What is expected:
Please quote the material exactly, every line of it.
======== Record excerpts ========
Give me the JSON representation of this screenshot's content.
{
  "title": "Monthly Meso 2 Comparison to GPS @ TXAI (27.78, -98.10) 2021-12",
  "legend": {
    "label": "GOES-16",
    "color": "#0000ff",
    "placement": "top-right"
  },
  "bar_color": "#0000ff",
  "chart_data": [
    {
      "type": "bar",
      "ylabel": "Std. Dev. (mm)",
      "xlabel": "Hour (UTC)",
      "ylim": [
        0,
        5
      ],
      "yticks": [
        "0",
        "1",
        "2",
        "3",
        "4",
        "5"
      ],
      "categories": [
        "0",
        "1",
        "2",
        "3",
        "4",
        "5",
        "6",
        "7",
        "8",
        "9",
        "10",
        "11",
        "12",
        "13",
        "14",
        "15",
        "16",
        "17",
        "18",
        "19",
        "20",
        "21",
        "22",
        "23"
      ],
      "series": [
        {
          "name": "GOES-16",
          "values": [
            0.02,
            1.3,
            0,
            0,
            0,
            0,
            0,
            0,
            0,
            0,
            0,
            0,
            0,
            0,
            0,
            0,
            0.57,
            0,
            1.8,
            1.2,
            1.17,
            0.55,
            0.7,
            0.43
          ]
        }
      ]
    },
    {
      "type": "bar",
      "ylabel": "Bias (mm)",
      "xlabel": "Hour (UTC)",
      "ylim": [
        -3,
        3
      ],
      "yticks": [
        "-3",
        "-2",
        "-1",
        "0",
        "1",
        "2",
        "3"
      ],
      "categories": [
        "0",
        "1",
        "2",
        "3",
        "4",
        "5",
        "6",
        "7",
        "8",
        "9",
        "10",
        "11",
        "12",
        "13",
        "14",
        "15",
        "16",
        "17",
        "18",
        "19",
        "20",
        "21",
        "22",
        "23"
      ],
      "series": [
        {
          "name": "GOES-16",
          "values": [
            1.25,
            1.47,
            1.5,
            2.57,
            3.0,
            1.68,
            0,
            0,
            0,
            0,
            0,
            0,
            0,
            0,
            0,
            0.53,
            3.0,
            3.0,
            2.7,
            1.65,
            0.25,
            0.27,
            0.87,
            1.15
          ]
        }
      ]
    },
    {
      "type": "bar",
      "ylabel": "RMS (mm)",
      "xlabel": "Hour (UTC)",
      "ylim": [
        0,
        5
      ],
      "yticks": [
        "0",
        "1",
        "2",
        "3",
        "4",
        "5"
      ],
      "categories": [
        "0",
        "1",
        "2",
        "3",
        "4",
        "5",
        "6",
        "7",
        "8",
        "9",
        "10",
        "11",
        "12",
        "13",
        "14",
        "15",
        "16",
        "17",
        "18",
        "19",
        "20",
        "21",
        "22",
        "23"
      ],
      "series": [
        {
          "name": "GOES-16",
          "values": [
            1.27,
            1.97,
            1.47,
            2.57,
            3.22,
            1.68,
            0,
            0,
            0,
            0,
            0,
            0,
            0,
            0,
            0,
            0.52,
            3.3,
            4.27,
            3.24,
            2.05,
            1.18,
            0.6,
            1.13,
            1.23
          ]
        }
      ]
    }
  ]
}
========
Written response:
Give me the JSON representation of this screenshot's content.
{
  "title": "Monthly Meso 2 Comparison to GPS @ TXAI (27.78, -98.10) 2021-12",
  "legend": {
    "label": "GOES-16",
    "color": "#0000ff",
    "placement": "top-right"
  },
  "bar_color": "#0000ff",
  "chart_data": [
    {
      "type": "bar",
      "ylabel": "Std. Dev. (mm)",
      "xlabel": "Hour (UTC)",
      "ylim": [
        0,
        5
      ],
      "yticks": [
        "0",
        "1",
        "2",
        "3",
        "4",
        "5"
      ],
      "categories": [
        "0",
        "1",
        "2",
        "3",
        "4",
        "5",
        "6",
        "7",
        "8",
        "9",
        "10",
        "11",
        "12",
        "13",
        "14",
        "15",
        "16",
        "17",
        "18",
        "19",
        "20",
        "21",
        "22",
        "23"
      ],
      "series": [
        {
          "name": "GOES-16",
          "values": [
            0.02,
            1.3,
            0,
            0,
            0,
            0,
            0,
            0,
            0,
            0,
            0,
            0,
            0,
            0,
            0,
            0,
            0.57,
            0,
            1.8,
            1.2,
            1.17,
            0.55,
            0.7,
            0.43
          ]
        }
      ]
    },
    {
      "type": "bar",
      "ylabel": "Bias (mm)",
      "xlabel": "Hour (UTC)",
      "ylim": [
        -3,
        3
      ],
      "yticks": [
        "-3",
        "-2",
        "-1",
        "0",
        "1",
        "2",
        "3"
      ],
      "categories": [
        "0",
        "1",
        "2",
        "3",
        "4",
        "5",
        "6",
        "7",
        "8",
        "9",
        "10",
        "11",
        "12",
        "13",
        "14",
        "15",
        "16",
        "17",
        "18",
        "19",
        "20",
        "21",
        "22",
        "23"
      ],
      "series": [
        {
          "name": "GOES-16",
          "values": [
            1.25,
            1.47,
            1.5,
            2.57,
            3.0,
            1.68,
            0,
            0,
            0,
            0,
            0,
            0,
            0,
            0,
            0,
            0.53,
            3.0,
            3.0,
            2.7,
            1.65,
            0.25,
            0.27,
            0.87,
            1.15
          ]
        }
      ]
    },
    {
      "type": "bar",
      "ylabel": "RMS (mm)",
      "xlabel": "Hour (UTC)",
      "ylim": [
        0,
        5
      ],
      "yticks": [
        "0",
        "1",
        "2",
        "3",
        "4",
        "5"
      ],
      "categories": [
        "0",
        "1",
        "2",
        "3",
        "4",
        "5",
        "6",
        "7",
        "8",
        "9",
        "10",
        "11",
        "12",
        "13",
        "14",
        "15",
        "16",
        "17",
        "18",
        "19",
        "20",
        "21",
        "22",
        "23"
      ],
      "series": [
        {
          "name": "GOES-16",
          "values": [
            1.27,
            1.97,
            1.47,
            2.57,
            3.22,
            1.68,
            0,
            0,
            0,
            0,
            0,
            0,
            0,
            0,
            0,
            0.52,
            3.3,
            4.27,
            3.24,
            2.05,
            1.18,
            0.6,
            1.13,
            1.23
          ]
        }
      ]
    }
  ]
}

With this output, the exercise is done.